The Phulkian Dynasty (or Phoolkian) of Maharajas or sardars were Jat-Sikh rulers and aristocrats in the Punjab region of India. They governed the states of Faridkot, Jind, Nabha, Malaudh and Patiala, allying themselves with the British Raj as per the Cis-Sutlej treaty. The Phulkain sardars are the descendants of Rawal Jaisal of Jaisalmer, who migrated to present day Malwa region of Punjab. The Phulkian dynasty claimed descent from Rawal Jaisal, the Bhati Rajput founder of Jaisalmer.

Lineage 

The rulers of the Phulkian states shared a common ancestor, the 17th-century Chaudhary Phul Singh Sidhu-Brar (1627–1689). Chaudhary Phul was born in 1629, to Chaudhary Rup Chand and Mat Ambi. He lived through the times of Guru Hargobind Ji, the sixth guru of the Sikh religion as well as Guru Har Rai Ji , the seventh Guru. The legends of Phul say that Chaudhary Phul Singh was given blessings from both Guru Hargobind Ji and Guru Har Rai Ji. Guru Hargobind Ji declared that Phul would have many "blossoms" like a flower (Phul or "phool" is a Punjabi word for flower). Phul's descendants went on to pursue this blessing by ruling the states of Nabha, Jind, Faridkot, Kaithal and Patiala.

The Maharajas of all three Phulkian states had supported the pre-Raj East India Company during the Indian Rebellion of 1857, both with military forces and supplies, as well as by offering protection for European people in affected areas. Despite this, in 1858 the British Raj authorities rejected a petition to allow them to adopt heirs to ensure lines of succession. They believed that such processes could be dealt with on an ad hoc basis if and when the situation arose, and that to accept the petition would be contrary to the Doctrine of Lapse. The matter was eventually taken up by the government in Britain, who demanded that the Raj authorities should grant the petition in recognition of the considerable loyalty that had been demonstrated during the rebellion. Thus, on 19 January 1860 at a durbar in Ambala, Charles Canning, the Governor-General of India, acceded to the request.

**Excerpted data**
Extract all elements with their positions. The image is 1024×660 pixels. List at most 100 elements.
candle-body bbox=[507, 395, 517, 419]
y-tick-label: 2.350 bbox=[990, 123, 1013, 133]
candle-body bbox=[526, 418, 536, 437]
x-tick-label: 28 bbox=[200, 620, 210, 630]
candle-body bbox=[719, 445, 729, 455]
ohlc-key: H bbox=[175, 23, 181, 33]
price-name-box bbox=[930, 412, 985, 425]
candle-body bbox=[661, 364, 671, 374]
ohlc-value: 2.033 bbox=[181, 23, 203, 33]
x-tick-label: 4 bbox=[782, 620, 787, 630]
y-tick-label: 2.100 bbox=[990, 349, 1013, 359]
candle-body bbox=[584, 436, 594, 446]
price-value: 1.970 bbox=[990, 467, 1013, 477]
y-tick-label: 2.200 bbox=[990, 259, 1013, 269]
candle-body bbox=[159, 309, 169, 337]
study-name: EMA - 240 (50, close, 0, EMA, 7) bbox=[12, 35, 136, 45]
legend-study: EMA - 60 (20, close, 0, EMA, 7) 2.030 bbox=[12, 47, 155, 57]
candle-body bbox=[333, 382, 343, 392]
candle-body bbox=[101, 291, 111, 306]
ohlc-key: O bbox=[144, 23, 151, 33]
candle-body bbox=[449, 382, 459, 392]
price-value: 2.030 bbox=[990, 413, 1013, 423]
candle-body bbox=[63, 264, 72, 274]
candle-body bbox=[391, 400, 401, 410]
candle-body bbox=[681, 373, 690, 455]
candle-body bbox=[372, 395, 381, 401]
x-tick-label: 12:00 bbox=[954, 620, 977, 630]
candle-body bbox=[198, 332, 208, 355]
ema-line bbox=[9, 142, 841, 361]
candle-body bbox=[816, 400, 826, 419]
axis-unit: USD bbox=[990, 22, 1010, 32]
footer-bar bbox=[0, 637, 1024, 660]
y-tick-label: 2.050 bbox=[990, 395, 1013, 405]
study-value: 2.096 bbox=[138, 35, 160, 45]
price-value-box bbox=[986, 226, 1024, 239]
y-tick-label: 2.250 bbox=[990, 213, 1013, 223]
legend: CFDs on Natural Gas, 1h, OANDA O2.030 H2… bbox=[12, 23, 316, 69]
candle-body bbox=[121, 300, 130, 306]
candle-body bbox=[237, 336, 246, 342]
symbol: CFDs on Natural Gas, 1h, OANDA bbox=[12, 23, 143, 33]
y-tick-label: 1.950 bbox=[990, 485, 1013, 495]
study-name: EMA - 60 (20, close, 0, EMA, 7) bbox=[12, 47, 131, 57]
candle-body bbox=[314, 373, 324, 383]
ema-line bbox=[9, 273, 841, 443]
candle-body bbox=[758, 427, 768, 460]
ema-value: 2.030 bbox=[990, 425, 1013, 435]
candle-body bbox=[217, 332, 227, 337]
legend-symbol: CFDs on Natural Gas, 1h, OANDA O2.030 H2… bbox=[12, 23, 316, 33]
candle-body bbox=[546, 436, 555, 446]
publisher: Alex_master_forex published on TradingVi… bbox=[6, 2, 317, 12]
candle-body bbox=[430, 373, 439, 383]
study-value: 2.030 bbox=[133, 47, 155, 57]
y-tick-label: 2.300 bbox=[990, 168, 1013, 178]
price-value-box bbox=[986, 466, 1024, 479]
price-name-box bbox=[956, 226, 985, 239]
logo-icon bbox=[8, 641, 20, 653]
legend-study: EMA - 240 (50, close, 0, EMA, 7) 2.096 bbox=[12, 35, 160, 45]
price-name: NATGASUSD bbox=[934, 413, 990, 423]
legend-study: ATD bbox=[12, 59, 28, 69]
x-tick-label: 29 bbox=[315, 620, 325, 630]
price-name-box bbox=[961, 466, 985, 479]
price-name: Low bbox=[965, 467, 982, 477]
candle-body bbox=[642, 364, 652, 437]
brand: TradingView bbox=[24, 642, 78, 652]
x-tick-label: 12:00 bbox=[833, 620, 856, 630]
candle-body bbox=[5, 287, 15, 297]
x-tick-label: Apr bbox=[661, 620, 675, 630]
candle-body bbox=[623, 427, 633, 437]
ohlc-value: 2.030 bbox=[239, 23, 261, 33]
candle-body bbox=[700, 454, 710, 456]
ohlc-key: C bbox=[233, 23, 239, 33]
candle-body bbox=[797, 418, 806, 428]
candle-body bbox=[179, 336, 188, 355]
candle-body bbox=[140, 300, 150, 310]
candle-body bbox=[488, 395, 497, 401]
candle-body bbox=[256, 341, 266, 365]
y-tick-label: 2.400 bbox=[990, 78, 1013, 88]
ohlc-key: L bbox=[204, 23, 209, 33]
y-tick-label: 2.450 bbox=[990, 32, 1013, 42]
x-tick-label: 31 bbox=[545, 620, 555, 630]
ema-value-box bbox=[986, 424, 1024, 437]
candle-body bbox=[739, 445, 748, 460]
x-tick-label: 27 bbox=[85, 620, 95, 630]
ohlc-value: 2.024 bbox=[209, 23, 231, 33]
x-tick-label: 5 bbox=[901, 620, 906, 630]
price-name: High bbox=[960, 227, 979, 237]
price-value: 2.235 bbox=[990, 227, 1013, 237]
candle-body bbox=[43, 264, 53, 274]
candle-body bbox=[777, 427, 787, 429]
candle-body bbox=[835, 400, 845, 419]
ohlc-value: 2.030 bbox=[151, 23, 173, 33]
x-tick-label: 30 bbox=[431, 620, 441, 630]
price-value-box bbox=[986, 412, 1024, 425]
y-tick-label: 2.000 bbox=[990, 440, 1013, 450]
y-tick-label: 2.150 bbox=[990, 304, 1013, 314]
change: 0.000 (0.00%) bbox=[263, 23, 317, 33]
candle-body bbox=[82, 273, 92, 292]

**To do**
#1 Reproduce the passage of the Phulkian dynasty text starting with "The rulers of" and going on through "Kaithal and Patiala.".
#2 Resume the text on the Phulkian dynasty after its last sentence and write on from there.
The lines that come after the Phulkian dynasty text are separate material with no connection to it.

**Answers to the exercises**
#1
The rulers of the Phulkian states shared a common ancestor, the 17th-century Chaudhary Phul Singh Sidhu-Brar (1627–1689). Chaudhary Phul was born in 1629, to Chaudhary Rup Chand and Mat Ambi. He lived through the times of Guru Hargobind Ji, the sixth guru of the Sikh religion as well as Guru Har Rai Ji , the seventh Guru. The legends of Phul say that Chaudhary Phul Singh was given blessings from both Guru Hargobind Ji and Guru Har Rai Ji. Guru Hargobind Ji declared that Phul would have many "blossoms" like a flower (Phul or "phool" is a Punjabi word for flower). Phul's descendants went on to pursue this blessing by ruling the states of Nabha, Jind, Faridkot, Kaithal and Patiala.

#2
Inter-state dispute 
A dispute in the early 1920s between Bhupinder Singh, who had become Maharaja of Patiala in 1909, and his fellow Maharaja in Nabha, Ripudaman Singh, who became ruler in 1911, had significant ramifications both for relationships within the Sikh community and for British policy in the Punjab. According to historian Barbara Ramusack, the pair were "ambitious, arrogant, energetic, and jealous" and "shared the hypersensitivity on matters of izzat or honor and status common to most Indian princes". What began mostly as a war of words from around 1912 had become physical by the 1920s, with Bhupinder Singh complaining that the law courts of Ripudaman Singh had been falsely convicting Patiala police officers, as well as kidnapping girls from Patiala for the royal harem. On top of this were frequent boundary disputes, which had been a feature of strife between the states for many years because of the way in which the territories intertwined.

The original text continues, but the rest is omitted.